▶ [TASK DESCRIPTION]
Lay out every line from the start of the listing through the line containing "1panel-logo-icon <box>0 84 30 136</box>" as a Markdown table with the columns Row and Line. Number each line in the Row column and skip blank lines.

## Start PROVIDED DATA

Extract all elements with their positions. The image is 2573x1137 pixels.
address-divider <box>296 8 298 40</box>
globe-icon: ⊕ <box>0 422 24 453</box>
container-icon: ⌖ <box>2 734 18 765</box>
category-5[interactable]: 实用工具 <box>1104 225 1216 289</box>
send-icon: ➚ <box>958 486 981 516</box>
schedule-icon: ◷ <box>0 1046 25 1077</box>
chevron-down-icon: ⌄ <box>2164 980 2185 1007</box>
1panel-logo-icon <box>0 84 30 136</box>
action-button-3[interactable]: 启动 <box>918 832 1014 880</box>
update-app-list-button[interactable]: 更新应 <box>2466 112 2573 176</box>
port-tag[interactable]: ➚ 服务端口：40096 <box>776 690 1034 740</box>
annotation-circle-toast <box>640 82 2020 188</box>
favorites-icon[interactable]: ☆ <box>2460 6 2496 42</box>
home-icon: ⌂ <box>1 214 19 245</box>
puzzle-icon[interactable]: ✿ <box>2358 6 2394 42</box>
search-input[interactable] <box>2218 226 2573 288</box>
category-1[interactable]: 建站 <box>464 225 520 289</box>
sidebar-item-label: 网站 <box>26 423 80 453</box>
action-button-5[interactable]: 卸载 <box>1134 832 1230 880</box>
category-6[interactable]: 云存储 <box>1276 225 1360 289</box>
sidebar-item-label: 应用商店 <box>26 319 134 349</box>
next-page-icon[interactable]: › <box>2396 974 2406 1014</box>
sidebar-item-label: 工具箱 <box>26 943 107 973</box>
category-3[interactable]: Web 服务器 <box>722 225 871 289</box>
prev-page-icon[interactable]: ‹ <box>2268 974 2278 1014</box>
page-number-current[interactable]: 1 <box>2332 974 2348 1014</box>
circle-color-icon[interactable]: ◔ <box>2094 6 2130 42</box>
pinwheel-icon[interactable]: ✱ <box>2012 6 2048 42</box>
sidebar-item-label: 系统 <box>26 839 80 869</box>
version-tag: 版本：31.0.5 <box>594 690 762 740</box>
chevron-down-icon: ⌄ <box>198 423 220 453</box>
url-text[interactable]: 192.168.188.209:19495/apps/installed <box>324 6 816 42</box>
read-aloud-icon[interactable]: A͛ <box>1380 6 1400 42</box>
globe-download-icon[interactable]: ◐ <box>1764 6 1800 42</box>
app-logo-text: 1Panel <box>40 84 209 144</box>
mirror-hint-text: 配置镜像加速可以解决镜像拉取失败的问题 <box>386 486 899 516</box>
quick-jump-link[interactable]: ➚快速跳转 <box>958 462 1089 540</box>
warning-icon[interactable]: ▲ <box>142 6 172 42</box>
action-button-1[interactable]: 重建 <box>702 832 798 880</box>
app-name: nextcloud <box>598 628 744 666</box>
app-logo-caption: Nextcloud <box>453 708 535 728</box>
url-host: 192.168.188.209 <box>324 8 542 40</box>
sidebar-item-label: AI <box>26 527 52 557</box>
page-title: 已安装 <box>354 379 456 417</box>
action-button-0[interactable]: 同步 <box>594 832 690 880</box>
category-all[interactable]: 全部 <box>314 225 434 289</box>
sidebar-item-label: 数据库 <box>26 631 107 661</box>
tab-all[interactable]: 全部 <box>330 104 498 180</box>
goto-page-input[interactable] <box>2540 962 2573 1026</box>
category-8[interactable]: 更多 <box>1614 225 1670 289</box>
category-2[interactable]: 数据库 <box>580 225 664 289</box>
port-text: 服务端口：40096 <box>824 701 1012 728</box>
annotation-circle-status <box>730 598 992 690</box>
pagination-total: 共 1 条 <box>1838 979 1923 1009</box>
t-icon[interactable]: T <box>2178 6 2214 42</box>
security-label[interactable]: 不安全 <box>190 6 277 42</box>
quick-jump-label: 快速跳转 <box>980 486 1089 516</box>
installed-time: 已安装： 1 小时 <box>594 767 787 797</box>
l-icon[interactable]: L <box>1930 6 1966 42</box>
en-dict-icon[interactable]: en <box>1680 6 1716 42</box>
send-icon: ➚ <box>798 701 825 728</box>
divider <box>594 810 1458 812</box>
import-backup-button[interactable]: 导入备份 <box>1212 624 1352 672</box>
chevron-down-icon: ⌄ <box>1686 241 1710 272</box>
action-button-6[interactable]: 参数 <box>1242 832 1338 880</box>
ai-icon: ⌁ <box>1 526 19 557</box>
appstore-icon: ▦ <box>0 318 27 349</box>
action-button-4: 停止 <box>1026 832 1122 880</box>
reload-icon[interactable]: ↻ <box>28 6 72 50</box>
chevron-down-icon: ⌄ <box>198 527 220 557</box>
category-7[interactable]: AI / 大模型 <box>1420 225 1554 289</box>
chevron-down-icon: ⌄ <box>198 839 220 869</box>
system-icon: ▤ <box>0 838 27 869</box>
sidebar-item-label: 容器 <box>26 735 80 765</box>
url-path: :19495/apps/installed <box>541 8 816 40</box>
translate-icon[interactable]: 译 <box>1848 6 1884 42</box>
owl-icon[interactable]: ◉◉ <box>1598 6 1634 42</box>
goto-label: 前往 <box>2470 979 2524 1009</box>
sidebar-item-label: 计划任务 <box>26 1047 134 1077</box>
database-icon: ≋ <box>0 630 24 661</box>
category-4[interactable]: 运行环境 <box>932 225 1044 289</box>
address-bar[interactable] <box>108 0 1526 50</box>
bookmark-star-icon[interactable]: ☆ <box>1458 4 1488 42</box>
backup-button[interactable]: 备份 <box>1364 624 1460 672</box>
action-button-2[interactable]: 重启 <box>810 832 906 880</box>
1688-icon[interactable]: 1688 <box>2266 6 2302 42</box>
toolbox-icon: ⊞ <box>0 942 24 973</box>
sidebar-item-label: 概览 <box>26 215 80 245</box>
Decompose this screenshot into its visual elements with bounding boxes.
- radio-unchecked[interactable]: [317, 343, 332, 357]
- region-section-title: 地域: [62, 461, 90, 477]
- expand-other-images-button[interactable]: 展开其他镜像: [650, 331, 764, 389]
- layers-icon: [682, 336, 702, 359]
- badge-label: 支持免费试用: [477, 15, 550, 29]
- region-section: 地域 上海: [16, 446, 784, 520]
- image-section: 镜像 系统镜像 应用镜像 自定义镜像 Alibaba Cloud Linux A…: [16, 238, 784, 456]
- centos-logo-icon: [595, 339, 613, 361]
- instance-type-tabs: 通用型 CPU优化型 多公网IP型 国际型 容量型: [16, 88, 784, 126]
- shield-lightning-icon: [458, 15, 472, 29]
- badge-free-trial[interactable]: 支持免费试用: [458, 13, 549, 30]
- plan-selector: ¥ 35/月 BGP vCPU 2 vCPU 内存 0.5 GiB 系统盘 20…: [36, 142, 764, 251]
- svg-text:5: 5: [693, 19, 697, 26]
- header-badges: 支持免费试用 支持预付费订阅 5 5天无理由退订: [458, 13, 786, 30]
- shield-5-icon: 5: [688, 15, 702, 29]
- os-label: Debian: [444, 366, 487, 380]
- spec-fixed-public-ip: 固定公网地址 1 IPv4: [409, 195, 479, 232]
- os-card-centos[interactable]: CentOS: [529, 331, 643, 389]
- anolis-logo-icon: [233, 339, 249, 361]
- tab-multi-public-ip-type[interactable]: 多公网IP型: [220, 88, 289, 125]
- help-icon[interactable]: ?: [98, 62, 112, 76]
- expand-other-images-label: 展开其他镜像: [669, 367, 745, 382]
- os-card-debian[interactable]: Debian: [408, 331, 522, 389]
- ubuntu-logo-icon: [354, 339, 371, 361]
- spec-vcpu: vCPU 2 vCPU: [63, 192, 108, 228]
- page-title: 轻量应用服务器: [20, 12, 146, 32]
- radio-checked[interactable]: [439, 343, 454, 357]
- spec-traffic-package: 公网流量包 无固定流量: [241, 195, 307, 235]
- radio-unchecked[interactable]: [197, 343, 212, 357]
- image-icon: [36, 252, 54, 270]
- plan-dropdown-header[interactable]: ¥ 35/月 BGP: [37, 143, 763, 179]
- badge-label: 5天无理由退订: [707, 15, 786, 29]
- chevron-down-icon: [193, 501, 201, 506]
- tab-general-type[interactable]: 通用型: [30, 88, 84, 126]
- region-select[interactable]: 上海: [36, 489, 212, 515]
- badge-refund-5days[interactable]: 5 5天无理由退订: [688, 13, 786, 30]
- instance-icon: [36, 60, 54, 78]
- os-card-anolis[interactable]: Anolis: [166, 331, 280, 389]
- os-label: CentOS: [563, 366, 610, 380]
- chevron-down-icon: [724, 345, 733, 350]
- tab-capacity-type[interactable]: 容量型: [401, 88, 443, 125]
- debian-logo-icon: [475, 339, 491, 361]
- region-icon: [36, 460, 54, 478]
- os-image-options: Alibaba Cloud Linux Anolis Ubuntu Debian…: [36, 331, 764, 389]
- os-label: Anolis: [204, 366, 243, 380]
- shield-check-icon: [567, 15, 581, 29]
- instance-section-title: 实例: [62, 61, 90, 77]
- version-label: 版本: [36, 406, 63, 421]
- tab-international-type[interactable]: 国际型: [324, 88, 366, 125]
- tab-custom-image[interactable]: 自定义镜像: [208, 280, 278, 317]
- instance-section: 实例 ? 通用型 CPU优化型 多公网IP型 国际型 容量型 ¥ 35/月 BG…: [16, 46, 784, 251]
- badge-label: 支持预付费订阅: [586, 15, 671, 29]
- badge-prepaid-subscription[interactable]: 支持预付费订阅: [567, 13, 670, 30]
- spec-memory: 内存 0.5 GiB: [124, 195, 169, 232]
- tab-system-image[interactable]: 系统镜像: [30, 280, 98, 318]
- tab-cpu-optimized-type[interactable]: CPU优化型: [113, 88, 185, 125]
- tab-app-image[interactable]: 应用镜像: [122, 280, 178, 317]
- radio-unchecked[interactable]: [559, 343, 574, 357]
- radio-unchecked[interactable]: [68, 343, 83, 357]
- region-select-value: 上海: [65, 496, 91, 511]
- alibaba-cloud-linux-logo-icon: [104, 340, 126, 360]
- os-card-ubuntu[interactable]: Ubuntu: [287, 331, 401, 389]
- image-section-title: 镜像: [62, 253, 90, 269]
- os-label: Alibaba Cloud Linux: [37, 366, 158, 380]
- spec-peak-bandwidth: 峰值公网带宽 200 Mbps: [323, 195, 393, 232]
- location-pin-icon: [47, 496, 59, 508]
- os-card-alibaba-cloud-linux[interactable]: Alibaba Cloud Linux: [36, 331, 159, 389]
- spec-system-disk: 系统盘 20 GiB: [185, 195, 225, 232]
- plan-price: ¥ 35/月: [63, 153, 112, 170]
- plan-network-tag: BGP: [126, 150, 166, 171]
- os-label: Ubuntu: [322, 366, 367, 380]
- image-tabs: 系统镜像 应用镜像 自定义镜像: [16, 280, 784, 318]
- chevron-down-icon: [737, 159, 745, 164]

## End PROVIDED DATA

▶ [EXPECTED ANSWER]
| Row | Line |
|---|---|
| 1 | Extract all elements with their positions. The image is 2573x1137 pixels. |
| 2 | address-divider <box>296 8 298 40</box> |
| 3 | globe-icon: ⊕ <box>0 422 24 453</box> |
| 4 | container-icon: ⌖ <box>2 734 18 765</box> |
| 5 | category-5[interactable]: 实用工具 <box>1104 225 1216 289</box> |
| 6 | send-icon: ➚ <box>958 486 981 516</box> |
| 7 | schedule-icon: ◷ <box>0 1046 25 1077</box> |
| 8 | chevron-down-icon: ⌄ <box>2164 980 2185 1007</box> |
| 9 | 1panel-logo-icon <box>0 84 30 136</box> |